═══ Information provided ═══

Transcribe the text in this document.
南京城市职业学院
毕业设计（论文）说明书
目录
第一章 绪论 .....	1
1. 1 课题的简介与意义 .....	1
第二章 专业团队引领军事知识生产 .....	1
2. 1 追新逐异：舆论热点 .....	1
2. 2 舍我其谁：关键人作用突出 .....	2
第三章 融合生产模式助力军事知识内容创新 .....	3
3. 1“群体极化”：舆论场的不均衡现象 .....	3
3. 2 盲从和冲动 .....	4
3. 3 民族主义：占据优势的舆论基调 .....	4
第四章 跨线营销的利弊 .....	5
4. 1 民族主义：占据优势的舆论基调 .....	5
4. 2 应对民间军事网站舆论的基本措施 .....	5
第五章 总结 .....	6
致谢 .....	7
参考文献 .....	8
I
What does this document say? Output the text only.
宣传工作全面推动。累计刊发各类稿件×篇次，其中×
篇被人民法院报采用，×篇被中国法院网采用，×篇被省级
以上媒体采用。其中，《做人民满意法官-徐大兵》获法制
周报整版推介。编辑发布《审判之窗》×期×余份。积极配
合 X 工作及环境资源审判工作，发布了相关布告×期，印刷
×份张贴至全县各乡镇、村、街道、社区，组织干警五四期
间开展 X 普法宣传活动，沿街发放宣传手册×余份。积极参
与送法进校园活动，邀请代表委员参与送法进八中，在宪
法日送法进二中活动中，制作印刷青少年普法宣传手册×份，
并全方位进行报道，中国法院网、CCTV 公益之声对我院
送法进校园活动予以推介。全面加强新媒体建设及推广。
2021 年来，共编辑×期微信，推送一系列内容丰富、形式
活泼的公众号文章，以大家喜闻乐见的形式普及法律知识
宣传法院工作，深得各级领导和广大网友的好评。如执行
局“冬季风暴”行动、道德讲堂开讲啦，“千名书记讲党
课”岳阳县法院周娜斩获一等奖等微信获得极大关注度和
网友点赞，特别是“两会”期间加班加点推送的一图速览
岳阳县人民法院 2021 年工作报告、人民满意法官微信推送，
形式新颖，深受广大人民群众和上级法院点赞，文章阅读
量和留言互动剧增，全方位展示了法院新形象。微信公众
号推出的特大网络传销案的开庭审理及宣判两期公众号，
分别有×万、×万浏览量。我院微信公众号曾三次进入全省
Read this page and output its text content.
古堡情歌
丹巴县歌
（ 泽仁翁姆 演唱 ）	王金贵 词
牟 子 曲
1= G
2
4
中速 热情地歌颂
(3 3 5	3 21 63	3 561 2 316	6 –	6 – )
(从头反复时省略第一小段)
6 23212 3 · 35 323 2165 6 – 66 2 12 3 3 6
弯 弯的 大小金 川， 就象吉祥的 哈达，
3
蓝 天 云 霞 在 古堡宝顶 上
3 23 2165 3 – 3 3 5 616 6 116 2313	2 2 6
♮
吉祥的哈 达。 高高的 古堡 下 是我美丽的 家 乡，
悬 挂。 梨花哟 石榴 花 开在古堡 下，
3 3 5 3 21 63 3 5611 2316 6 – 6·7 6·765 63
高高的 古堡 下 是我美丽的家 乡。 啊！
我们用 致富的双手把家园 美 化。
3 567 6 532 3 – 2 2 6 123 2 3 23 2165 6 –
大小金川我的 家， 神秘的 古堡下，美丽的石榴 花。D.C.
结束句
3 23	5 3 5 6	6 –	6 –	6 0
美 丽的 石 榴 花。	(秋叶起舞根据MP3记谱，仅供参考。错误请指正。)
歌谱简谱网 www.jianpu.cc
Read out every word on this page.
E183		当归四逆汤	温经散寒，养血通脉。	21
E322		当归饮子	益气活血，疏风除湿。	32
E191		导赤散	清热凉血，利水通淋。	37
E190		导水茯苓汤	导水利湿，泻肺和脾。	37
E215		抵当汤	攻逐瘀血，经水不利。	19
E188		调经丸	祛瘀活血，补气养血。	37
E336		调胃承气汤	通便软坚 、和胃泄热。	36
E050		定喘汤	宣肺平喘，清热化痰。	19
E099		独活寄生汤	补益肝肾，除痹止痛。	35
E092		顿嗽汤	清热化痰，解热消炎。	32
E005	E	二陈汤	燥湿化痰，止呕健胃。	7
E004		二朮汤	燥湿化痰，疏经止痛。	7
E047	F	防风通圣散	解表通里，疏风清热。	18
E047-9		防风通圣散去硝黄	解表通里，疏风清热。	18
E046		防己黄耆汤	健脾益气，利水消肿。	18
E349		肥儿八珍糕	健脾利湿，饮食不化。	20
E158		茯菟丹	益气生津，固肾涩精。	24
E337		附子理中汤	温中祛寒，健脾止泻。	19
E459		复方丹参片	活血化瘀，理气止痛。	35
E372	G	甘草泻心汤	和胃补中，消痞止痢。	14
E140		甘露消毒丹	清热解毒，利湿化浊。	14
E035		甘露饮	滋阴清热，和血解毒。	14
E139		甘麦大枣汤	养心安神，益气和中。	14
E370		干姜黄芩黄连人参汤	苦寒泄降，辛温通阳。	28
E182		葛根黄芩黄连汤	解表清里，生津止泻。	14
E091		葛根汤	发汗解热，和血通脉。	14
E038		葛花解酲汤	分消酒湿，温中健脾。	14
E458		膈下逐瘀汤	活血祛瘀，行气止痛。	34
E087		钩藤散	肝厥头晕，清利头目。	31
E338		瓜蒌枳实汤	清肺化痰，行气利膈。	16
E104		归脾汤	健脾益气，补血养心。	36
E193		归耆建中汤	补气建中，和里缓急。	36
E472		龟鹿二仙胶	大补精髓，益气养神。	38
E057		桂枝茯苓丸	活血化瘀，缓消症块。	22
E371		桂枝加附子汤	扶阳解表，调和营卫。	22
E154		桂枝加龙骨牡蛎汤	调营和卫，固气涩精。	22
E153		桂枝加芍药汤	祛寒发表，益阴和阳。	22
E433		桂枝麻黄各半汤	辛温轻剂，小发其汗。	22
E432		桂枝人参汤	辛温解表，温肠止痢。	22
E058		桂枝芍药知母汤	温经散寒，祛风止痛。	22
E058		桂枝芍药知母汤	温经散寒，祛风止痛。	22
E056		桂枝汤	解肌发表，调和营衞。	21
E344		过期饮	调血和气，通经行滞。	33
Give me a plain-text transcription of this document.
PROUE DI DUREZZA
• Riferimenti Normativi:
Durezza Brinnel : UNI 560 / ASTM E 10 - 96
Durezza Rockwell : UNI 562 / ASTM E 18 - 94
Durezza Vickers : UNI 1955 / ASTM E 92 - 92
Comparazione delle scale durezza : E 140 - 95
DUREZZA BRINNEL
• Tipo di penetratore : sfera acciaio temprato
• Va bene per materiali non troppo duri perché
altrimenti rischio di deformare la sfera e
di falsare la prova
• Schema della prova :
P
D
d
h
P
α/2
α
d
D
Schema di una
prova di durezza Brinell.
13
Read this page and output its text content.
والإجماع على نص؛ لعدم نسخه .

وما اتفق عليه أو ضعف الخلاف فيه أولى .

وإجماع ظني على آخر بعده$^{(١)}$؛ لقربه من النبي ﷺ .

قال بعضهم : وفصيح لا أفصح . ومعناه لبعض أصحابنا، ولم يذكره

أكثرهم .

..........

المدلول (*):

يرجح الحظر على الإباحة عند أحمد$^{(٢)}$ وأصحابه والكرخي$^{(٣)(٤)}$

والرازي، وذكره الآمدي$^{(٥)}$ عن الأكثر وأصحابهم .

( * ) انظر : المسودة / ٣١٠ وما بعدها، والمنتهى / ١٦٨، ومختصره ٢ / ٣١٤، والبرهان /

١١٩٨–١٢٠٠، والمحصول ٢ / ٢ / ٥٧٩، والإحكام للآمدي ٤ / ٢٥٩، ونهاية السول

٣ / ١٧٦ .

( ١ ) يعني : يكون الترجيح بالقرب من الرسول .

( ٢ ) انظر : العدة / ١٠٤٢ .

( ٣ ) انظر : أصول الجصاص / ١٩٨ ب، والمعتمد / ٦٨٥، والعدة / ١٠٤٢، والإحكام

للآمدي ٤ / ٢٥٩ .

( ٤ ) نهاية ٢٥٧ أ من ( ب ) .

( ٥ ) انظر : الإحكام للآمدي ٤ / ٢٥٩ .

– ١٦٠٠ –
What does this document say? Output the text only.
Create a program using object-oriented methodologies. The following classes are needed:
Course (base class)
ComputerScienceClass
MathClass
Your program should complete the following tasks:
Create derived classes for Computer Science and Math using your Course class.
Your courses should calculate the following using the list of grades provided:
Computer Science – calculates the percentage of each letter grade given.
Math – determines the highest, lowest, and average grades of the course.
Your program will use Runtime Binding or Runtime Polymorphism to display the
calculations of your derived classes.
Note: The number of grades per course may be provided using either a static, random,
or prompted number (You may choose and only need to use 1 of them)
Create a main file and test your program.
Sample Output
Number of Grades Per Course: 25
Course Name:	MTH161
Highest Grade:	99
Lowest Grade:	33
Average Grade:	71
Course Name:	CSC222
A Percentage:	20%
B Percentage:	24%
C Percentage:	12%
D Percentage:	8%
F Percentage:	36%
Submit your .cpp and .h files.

═══

◆ **Short exercise**
Pull every line containing the word "document" out of the material.

◆ **Task result**
Transcribe the text in this document.
What does this document say? Output the text only.
Give me a plain-text transcription of this document.
What does this document say? Output the text only.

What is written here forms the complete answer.